#### [GIVEN PROBLEM]
Wherever the word "voting" shows up in a line, please copy that line.

(Records excerpted from a collection)
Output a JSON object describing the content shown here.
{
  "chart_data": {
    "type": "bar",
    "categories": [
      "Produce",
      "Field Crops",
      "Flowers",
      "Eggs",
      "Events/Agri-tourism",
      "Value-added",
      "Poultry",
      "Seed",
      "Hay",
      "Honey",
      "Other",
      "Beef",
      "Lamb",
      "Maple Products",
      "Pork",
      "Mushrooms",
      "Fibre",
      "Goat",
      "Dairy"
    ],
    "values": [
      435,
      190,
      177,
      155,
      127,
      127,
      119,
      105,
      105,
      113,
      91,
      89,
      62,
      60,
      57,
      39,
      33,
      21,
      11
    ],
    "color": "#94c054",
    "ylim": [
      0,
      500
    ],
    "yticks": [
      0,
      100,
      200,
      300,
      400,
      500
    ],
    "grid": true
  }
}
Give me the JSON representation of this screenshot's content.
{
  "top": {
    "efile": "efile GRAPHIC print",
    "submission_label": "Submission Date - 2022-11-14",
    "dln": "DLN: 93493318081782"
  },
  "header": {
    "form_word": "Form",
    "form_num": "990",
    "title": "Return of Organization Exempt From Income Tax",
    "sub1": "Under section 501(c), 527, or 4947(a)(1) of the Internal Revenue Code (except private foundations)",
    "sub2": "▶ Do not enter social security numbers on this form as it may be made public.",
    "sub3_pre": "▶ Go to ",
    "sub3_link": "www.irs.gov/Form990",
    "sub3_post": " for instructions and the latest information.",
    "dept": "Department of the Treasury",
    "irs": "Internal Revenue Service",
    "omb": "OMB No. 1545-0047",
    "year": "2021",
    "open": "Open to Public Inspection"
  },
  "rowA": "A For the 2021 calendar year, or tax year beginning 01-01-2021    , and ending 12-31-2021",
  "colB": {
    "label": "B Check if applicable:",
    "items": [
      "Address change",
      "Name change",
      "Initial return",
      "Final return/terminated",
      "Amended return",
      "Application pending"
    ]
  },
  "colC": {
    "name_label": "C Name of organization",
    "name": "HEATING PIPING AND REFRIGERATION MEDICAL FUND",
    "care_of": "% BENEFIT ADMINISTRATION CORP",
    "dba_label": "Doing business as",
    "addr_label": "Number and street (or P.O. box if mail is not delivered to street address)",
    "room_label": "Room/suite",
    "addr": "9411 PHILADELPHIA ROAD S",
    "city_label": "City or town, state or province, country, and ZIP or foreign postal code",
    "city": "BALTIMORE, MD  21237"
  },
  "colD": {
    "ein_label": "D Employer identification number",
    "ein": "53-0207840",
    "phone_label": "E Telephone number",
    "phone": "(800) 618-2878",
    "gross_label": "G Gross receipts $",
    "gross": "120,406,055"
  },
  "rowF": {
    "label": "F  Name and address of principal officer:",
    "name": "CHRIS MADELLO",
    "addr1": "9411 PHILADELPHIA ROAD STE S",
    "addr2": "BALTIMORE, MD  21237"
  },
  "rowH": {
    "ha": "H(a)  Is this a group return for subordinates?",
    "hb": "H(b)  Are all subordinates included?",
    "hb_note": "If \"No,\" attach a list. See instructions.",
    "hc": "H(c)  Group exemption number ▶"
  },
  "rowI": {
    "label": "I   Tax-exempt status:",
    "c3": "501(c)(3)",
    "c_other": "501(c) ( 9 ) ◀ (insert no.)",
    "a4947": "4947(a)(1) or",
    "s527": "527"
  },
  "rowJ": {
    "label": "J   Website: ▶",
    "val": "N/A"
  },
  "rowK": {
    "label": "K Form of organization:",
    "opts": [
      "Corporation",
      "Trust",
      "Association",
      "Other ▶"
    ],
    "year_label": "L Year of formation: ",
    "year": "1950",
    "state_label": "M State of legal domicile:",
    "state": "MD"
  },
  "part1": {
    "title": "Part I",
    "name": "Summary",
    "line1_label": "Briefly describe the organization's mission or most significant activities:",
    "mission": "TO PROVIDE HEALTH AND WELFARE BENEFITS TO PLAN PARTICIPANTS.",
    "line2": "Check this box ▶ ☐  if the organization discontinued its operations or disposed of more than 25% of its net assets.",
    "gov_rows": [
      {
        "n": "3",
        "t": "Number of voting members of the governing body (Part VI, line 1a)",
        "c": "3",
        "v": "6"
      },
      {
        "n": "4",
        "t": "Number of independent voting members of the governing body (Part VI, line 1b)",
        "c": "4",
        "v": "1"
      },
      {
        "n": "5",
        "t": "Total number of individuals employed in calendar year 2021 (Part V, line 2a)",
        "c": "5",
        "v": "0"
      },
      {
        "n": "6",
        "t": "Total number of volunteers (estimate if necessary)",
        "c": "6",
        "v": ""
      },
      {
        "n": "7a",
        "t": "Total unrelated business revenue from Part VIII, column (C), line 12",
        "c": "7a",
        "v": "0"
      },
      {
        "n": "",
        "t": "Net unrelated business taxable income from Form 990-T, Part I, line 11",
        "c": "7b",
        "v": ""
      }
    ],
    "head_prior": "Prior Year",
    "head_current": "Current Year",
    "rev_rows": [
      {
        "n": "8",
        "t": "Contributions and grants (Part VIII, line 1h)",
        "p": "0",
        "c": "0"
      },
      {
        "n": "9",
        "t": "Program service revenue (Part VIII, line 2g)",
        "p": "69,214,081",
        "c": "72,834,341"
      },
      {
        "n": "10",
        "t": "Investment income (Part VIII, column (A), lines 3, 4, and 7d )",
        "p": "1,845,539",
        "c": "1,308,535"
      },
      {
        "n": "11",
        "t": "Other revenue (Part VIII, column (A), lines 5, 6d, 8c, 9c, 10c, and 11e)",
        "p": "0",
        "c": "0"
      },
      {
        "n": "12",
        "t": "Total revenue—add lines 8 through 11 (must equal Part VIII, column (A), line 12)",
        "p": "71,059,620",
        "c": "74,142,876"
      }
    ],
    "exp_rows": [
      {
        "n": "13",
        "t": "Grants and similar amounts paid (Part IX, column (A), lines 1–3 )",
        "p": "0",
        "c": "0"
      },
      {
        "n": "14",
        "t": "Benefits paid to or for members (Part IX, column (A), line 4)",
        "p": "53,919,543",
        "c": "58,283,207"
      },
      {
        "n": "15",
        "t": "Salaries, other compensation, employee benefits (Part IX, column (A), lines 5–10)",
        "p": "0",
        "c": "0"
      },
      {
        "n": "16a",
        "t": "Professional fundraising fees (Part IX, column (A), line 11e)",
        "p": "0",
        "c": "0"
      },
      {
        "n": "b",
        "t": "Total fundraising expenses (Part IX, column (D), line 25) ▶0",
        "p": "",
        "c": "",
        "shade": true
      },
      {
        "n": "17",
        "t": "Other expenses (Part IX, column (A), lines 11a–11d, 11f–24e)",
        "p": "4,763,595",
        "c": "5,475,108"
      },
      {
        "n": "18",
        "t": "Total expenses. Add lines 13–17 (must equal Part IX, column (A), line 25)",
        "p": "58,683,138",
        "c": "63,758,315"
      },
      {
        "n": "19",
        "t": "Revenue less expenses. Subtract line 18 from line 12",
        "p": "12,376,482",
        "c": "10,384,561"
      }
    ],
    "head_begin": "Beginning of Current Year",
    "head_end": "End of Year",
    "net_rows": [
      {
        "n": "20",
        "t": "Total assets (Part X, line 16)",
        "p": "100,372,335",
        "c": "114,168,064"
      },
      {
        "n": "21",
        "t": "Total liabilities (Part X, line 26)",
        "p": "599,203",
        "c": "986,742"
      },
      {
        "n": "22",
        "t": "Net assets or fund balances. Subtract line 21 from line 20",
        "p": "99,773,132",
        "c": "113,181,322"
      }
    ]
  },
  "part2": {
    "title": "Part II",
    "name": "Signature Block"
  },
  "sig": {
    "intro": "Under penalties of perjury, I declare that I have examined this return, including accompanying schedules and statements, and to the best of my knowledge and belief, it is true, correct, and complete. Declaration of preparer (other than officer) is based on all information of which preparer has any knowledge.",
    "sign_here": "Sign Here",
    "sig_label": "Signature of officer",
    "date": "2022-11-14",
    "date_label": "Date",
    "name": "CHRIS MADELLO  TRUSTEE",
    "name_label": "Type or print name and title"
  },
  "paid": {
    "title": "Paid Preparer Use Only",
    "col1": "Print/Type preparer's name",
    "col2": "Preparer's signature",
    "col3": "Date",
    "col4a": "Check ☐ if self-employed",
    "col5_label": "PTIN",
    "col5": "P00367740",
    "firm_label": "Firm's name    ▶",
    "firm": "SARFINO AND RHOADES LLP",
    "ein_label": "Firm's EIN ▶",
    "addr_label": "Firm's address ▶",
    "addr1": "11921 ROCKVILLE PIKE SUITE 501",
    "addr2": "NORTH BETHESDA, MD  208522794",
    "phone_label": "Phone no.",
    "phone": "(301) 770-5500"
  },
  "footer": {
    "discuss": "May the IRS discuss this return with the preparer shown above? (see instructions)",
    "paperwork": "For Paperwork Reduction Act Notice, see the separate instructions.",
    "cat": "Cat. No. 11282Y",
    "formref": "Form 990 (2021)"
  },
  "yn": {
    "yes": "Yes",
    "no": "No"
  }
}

#### [FINAL RESULT]
        "t": "Number of voting members of the governing body (Part VI, line 1a)",
        "t": "Number of independent voting members of the governing body (Part VI, line 1b)",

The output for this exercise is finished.